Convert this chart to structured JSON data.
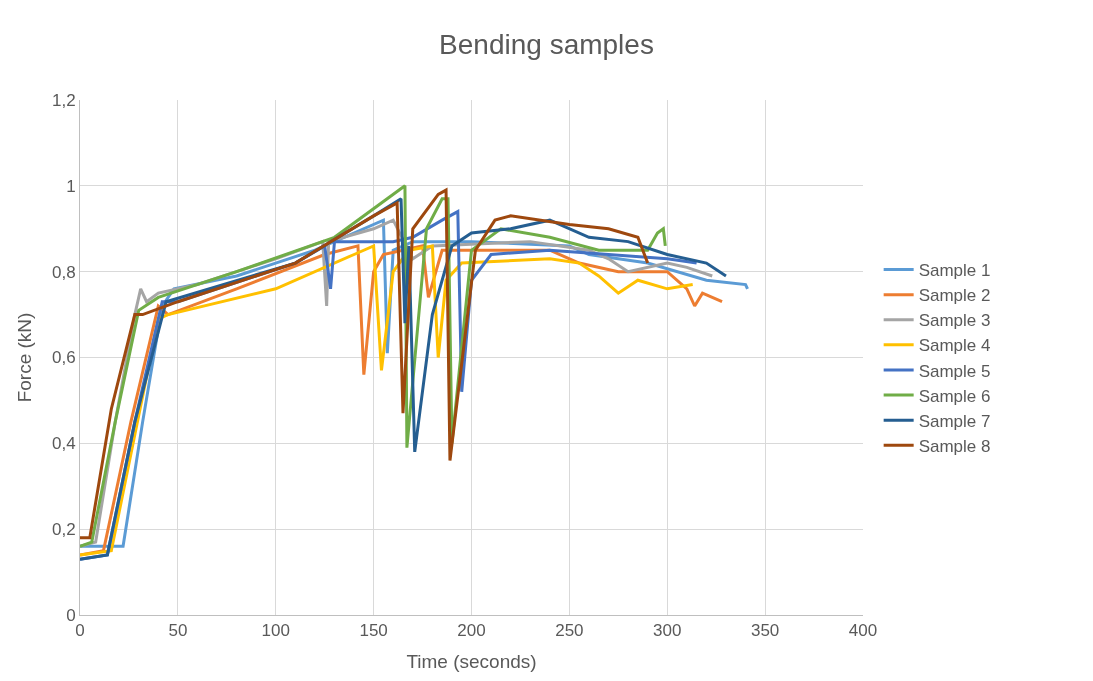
{
  "chart_data": {
    "type": "line",
    "title": "Bending samples",
    "xlabel": "Time (seconds)",
    "ylabel": "Force (kN)",
    "xlim": [
      0,
      400
    ],
    "xticks": [
      0,
      50,
      100,
      150,
      200,
      250,
      300,
      350,
      400
    ],
    "ylim": [
      0,
      1.2
    ],
    "yticks": [
      {
        "value": 0,
        "label": "0"
      },
      {
        "value": 0.2,
        "label": "0,2"
      },
      {
        "value": 0.4,
        "label": "0,4"
      },
      {
        "value": 0.6,
        "label": "0,6"
      },
      {
        "value": 0.8,
        "label": "0,8"
      },
      {
        "value": 1,
        "label": "1"
      },
      {
        "value": 1.2,
        "label": "1,2"
      }
    ],
    "grid": true,
    "legend": "right",
    "marker": "none",
    "line_style": "solid",
    "series": [
      {
        "name": "Sample 1",
        "color": "#5b9bd5",
        "x": [
          0,
          22,
          32,
          42,
          48,
          80,
          120,
          155,
          157,
          160,
          170,
          200,
          250,
          260,
          290,
          320,
          340,
          341
        ],
        "values": [
          0.16,
          0.16,
          0.45,
          0.72,
          0.76,
          0.79,
          0.85,
          0.92,
          0.61,
          0.85,
          0.87,
          0.87,
          0.86,
          0.84,
          0.82,
          0.78,
          0.77,
          0.76
        ]
      },
      {
        "name": "Sample 2",
        "color": "#ed7d31",
        "x": [
          0,
          12,
          26,
          40,
          45,
          80,
          125,
          142,
          145,
          150,
          155,
          175,
          178,
          185,
          240,
          255,
          275,
          300,
          310,
          314,
          318,
          328
        ],
        "values": [
          0.14,
          0.15,
          0.45,
          0.72,
          0.7,
          0.76,
          0.84,
          0.86,
          0.56,
          0.8,
          0.84,
          0.86,
          0.74,
          0.85,
          0.85,
          0.82,
          0.8,
          0.8,
          0.76,
          0.72,
          0.75,
          0.73
        ]
      },
      {
        "name": "Sample 3",
        "color": "#a5a5a5",
        "x": [
          0,
          8,
          18,
          28,
          31,
          34,
          40,
          60,
          100,
          124,
          126,
          127,
          150,
          160,
          170,
          180,
          230,
          260,
          270,
          280,
          300,
          310,
          323
        ],
        "values": [
          0.16,
          0.17,
          0.45,
          0.7,
          0.76,
          0.73,
          0.75,
          0.77,
          0.83,
          0.87,
          0.72,
          0.87,
          0.9,
          0.92,
          0.83,
          0.86,
          0.87,
          0.85,
          0.83,
          0.8,
          0.82,
          0.81,
          0.79
        ]
      },
      {
        "name": "Sample 4",
        "color": "#ffc000",
        "x": [
          0,
          16,
          28,
          40,
          45,
          100,
          140,
          150,
          154,
          160,
          168,
          180,
          183,
          187,
          195,
          240,
          255,
          265,
          275,
          285,
          300,
          313
        ],
        "values": [
          0.14,
          0.15,
          0.42,
          0.69,
          0.7,
          0.76,
          0.84,
          0.86,
          0.57,
          0.8,
          0.85,
          0.86,
          0.6,
          0.78,
          0.82,
          0.83,
          0.82,
          0.79,
          0.75,
          0.78,
          0.76,
          0.77
        ]
      },
      {
        "name": "Sample 5",
        "color": "#4472c4",
        "x": [
          0,
          14,
          28,
          42,
          50,
          110,
          125,
          128,
          130,
          160,
          170,
          185,
          193,
          195,
          200,
          210,
          240,
          270,
          300,
          315
        ],
        "values": [
          0.13,
          0.14,
          0.45,
          0.73,
          0.73,
          0.82,
          0.86,
          0.76,
          0.87,
          0.87,
          0.88,
          0.92,
          0.94,
          0.52,
          0.78,
          0.84,
          0.85,
          0.84,
          0.83,
          0.82
        ]
      },
      {
        "name": "Sample 6",
        "color": "#70ad47",
        "x": [
          0,
          6,
          18,
          30,
          40,
          80,
          130,
          166,
          167,
          177,
          185,
          188,
          190,
          200,
          215,
          240,
          265,
          290,
          295,
          298,
          299
        ],
        "values": [
          0.16,
          0.17,
          0.45,
          0.71,
          0.74,
          0.8,
          0.88,
          1.0,
          0.39,
          0.9,
          0.97,
          0.97,
          0.4,
          0.85,
          0.9,
          0.88,
          0.85,
          0.85,
          0.89,
          0.9,
          0.86
        ]
      },
      {
        "name": "Sample 7",
        "color": "#255e91",
        "x": [
          0,
          14,
          28,
          44,
          110,
          150,
          164,
          166,
          168,
          171,
          180,
          190,
          200,
          220,
          240,
          260,
          280,
          300,
          320,
          330
        ],
        "values": [
          0.13,
          0.14,
          0.45,
          0.73,
          0.82,
          0.93,
          0.97,
          0.68,
          0.86,
          0.38,
          0.7,
          0.86,
          0.89,
          0.9,
          0.92,
          0.88,
          0.87,
          0.84,
          0.82,
          0.79
        ]
      },
      {
        "name": "Sample 8",
        "color": "#9e480e",
        "x": [
          0,
          5,
          16,
          28,
          32,
          50,
          110,
          150,
          162,
          165,
          170,
          183,
          187,
          189,
          202,
          212,
          220,
          250,
          270,
          285,
          290
        ],
        "values": [
          0.18,
          0.18,
          0.48,
          0.7,
          0.7,
          0.73,
          0.82,
          0.93,
          0.96,
          0.47,
          0.9,
          0.98,
          0.99,
          0.36,
          0.85,
          0.92,
          0.93,
          0.91,
          0.9,
          0.88,
          0.82
        ]
      }
    ]
  }
}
★ ★ ★ ★ ★
### Given request
Answer with one number only: how many lines above contain the word "name".

### Reply
8